• GIVEN TASK: Identify the lines in the data below that contain "Eldrivna" and give only how many there are.

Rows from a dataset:

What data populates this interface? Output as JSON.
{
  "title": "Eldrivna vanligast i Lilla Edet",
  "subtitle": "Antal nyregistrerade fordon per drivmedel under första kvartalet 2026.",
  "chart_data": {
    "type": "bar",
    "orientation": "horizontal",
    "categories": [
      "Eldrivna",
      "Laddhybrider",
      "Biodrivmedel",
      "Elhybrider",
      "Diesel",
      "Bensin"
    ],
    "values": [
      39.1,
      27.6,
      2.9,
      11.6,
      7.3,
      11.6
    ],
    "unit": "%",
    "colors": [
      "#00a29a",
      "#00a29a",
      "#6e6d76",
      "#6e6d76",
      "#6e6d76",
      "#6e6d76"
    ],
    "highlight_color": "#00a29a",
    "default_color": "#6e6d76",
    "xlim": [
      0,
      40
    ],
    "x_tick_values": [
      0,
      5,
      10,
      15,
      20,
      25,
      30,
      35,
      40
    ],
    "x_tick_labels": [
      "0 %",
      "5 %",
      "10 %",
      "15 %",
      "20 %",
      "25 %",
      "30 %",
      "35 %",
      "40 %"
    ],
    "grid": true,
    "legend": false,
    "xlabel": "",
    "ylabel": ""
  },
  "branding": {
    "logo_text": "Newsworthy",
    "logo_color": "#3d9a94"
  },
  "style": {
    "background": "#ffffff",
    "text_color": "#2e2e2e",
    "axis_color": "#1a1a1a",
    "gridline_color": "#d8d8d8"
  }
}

• THE ANSWER: 2